Material
☆ ☆ ☆
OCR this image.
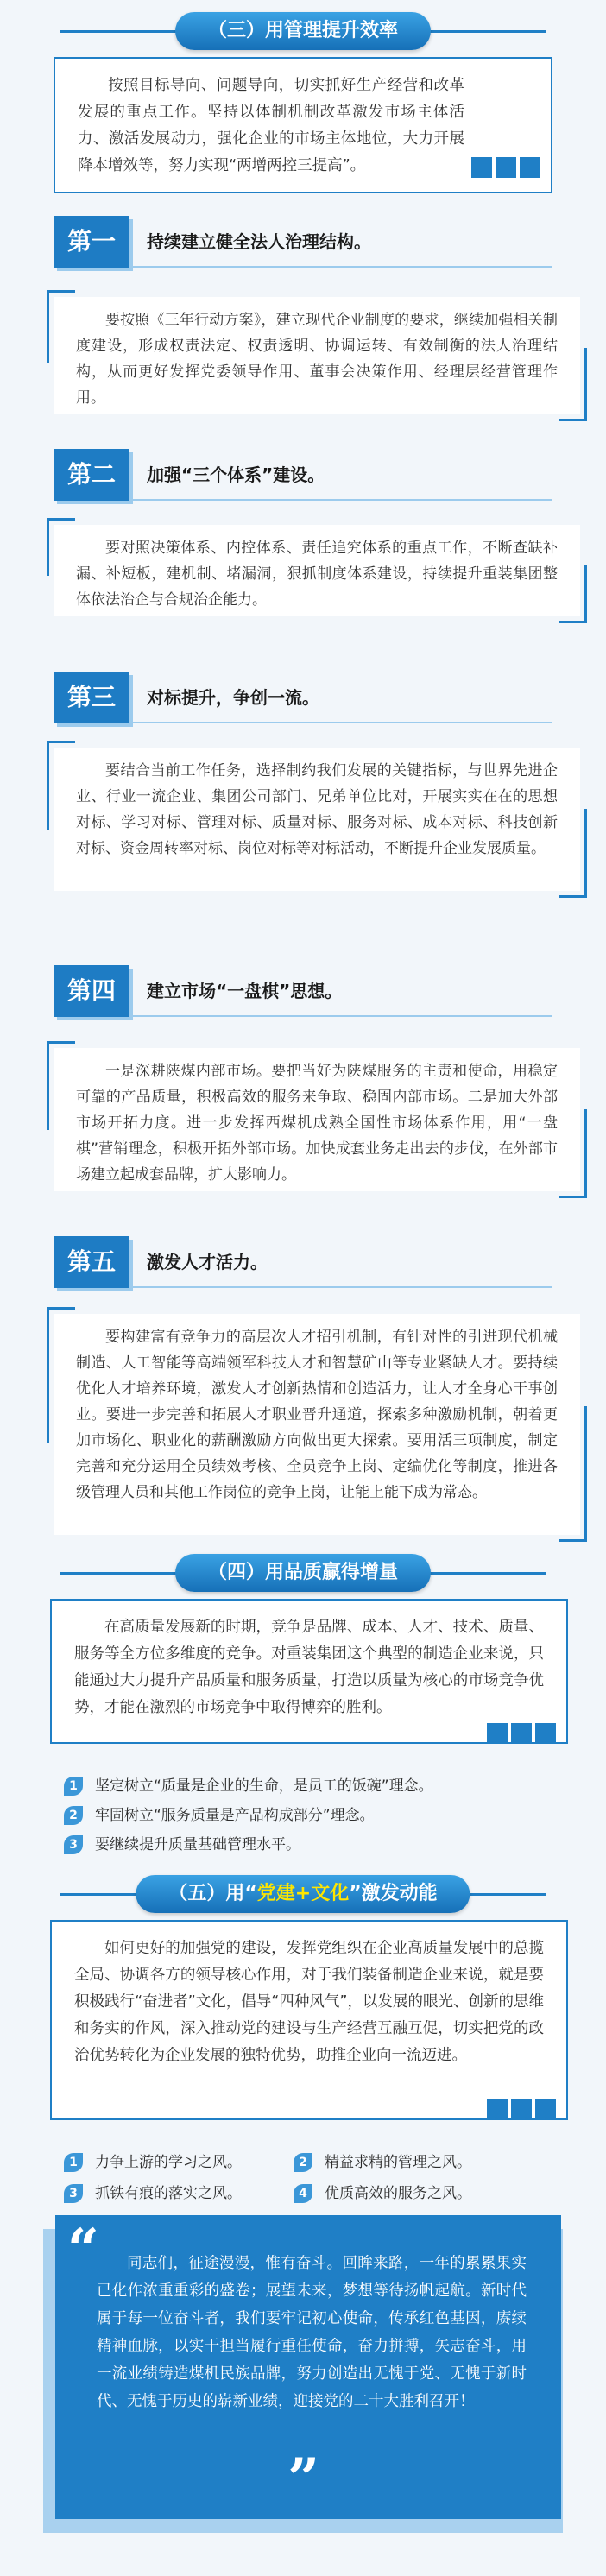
（三）用管理提升效率
按照目标导向、问题导向，切实抓好生产经营和改革发展的重点工作。坚持以体制机制改革激发市场主体活力、激活发展动力，强化企业的市场主体地位，大力开展降本增效等，努力实现“两增两控三提高”。
第一	持续建立健全法人治理结构。
要按照《三年行动方案》，建立现代企业制度的要求，继续加强相关制度建设，形成权责法定、权责透明、协调运转、有效制衡的法人治理结构，从而更好发挥党委领导作用、董事会决策作用、经理层经营管理作用。
第二	加强“三个体系”建设。
要对照决策体系、内控体系、责任追究体系的重点工作，不断查缺补漏、补短板，建机制、堵漏洞，狠抓制度体系建设，持续提升重装集团整体依法治企与合规治企能力。
第三	对标提升，争创一流。
要结合当前工作任务，选择制约我们发展的关键指标，与世界先进企业、行业一流企业、集团公司部门、兄弟单位比对，开展实实在在的思想对标、学习对标、管理对标、质量对标、服务对标、成本对标、科技创新对标、资金周转率对标、岗位对标等对标活动，不断提升企业发展质量。
第四	建立市场“一盘棋”思想。
一是深耕陕煤内部市场。要把当好为陕煤服务的主责和使命，用稳定可靠的产品质量，积极高效的服务来争取、稳固内部市场。二是加大外部市场开拓力度。进一步发挥西煤机成熟全国性市场体系作用，用“一盘棋”营销理念，积极开拓外部市场。加快成套业务走出去的步伐，在外部市场建立起成套品牌，扩大影响力。
第五	激发人才活力。
要构建富有竞争力的高层次人才招引机制，有针对性的引进现代机械制造、人工智能等高端领军科技人才和智慧矿山等专业紧缺人才。要持续优化人才培养环境，激发人才创新热情和创造活力，让人才全身心干事创业。要进一步完善和拓展人才职业晋升通道，探索多种激励机制，朝着更加市场化、职业化的薪酬激励方向做出更大探索。要用活三项制度，制定完善和充分运用全员绩效考核、全员竞争上岗、定编优化等制度，推进各级管理人员和其他工作岗位的竞争上岗，让能上能下成为常态。
（四）用品质赢得增量
在高质量发展新的时期，竞争是品牌、成本、人才、技术、质量、服务等全方位多维度的竞争。对重装集团这个典型的制造企业来说，只能通过大力提升产品质量和服务质量，打造以质量为核心的市场竞争优势，才能在激烈的市场竞争中取得博弈的胜利。
1	坚定树立“质量是企业的生命，是员工的饭碗”理念。
2	牢固树立“服务质量是产品构成部分”理念。
3	要继续提升质量基础管理水平。
（五）用“党建+文化”激发动能
如何更好的加强党的建设，发挥党组织在企业高质量发展中的总揽全局、协调各方的领导核心作用，对于我们装备制造企业来说，就是要积极践行“奋进者”文化，倡导“四种风气”，以发展的眼光、创新的思维和务实的作风，深入推动党的建设与生产经营互融互促，切实把党的政治优势转化为企业发展的独特优势，助推企业向一流迈进。
1	力争上游的学习之风。	2	精益求精的管理之风。
3	抓铁有痕的落实之风。	4	优质高效的服务之风。
“	同志们，征途漫漫，惟有奋斗。回眸来路，一年的累累果实已化作浓重重彩的盛卷；展望未来，梦想等待扬帆起航。新时代属于每一位奋斗者，我们要牢记初心使命，传承红色基因，赓续精神血脉，以实干担当履行重任使命，奋力拼搏，矢志奋斗，用一流业绩铸造煤机民族品牌，努力创造出无愧于党、无愧于新时代、无愧于历史的崭新业绩，迎接党的二十大胜利召开！
”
☆ ☆ ☆
Goal
Write out the listing above exactly as it stands, pictures excluded.

Task result
OCR this image.
（三）用管理提升效率
按照目标导向、问题导向，切实抓好生产经营和改革发展的重点工作。坚持以体制机制改革激发市场主体活力、激活发展动力，强化企业的市场主体地位，大力开展降本增效等，努力实现“两增两控三提高”。
第一	持续建立健全法人治理结构。
要按照《三年行动方案》，建立现代企业制度的要求，继续加强相关制度建设，形成权责法定、权责透明、协调运转、有效制衡的法人治理结构，从而更好发挥党委领导作用、董事会决策作用、经理层经营管理作用。
第二	加强“三个体系”建设。
要对照决策体系、内控体系、责任追究体系的重点工作，不断查缺补漏、补短板，建机制、堵漏洞，狠抓制度体系建设，持续提升重装集团整体依法治企与合规治企能力。
第三	对标提升，争创一流。
要结合当前工作任务，选择制约我们发展的关键指标，与世界先进企业、行业一流企业、集团公司部门、兄弟单位比对，开展实实在在的思想对标、学习对标、管理对标、质量对标、服务对标、成本对标、科技创新对标、资金周转率对标、岗位对标等对标活动，不断提升企业发展质量。
第四	建立市场“一盘棋”思想。
一是深耕陕煤内部市场。要把当好为陕煤服务的主责和使命，用稳定可靠的产品质量，积极高效的服务来争取、稳固内部市场。二是加大外部市场开拓力度。进一步发挥西煤机成熟全国性市场体系作用，用“一盘棋”营销理念，积极开拓外部市场。加快成套业务走出去的步伐，在外部市场建立起成套品牌，扩大影响力。
第五	激发人才活力。
要构建富有竞争力的高层次人才招引机制，有针对性的引进现代机械制造、人工智能等高端领军科技人才和智慧矿山等专业紧缺人才。要持续优化人才培养环境，激发人才创新热情和创造活力，让人才全身心干事创业。要进一步完善和拓展人才职业晋升通道，探索多种激励机制，朝着更加市场化、职业化的薪酬激励方向做出更大探索。要用活三项制度，制定完善和充分运用全员绩效考核、全员竞争上岗、定编优化等制度，推进各级管理人员和其他工作岗位的竞争上岗，让能上能下成为常态。
（四）用品质赢得增量
在高质量发展新的时期，竞争是品牌、成本、人才、技术、质量、服务等全方位多维度的竞争。对重装集团这个典型的制造企业来说，只能通过大力提升产品质量和服务质量，打造以质量为核心的市场竞争优势，才能在激烈的市场竞争中取得博弈的胜利。
1	坚定树立“质量是企业的生命，是员工的饭碗”理念。
2	牢固树立“服务质量是产品构成部分”理念。
3	要继续提升质量基础管理水平。
（五）用“党建+文化”激发动能
如何更好的加强党的建设，发挥党组织在企业高质量发展中的总揽全局、协调各方的领导核心作用，对于我们装备制造企业来说，就是要积极践行“奋进者”文化，倡导“四种风气”，以发展的眼光、创新的思维和务实的作风，深入推动党的建设与生产经营互融互促，切实把党的政治优势转化为企业发展的独特优势，助推企业向一流迈进。
1	力争上游的学习之风。	2	精益求精的管理之风。
3	抓铁有痕的落实之风。	4	优质高效的服务之风。
“	同志们，征途漫漫，惟有奋斗。回眸来路，一年的累累果实已化作浓重重彩的盛卷；展望未来，梦想等待扬帆起航。新时代属于每一位奋斗者，我们要牢记初心使命，传承红色基因，赓续精神血脉，以实干担当履行重任使命，奋力拼搏，矢志奋斗，用一流业绩铸造煤机民族品牌，努力创造出无愧于党、无愧于新时代、无愧于历史的崭新业绩，迎接党的二十大胜利召开！
”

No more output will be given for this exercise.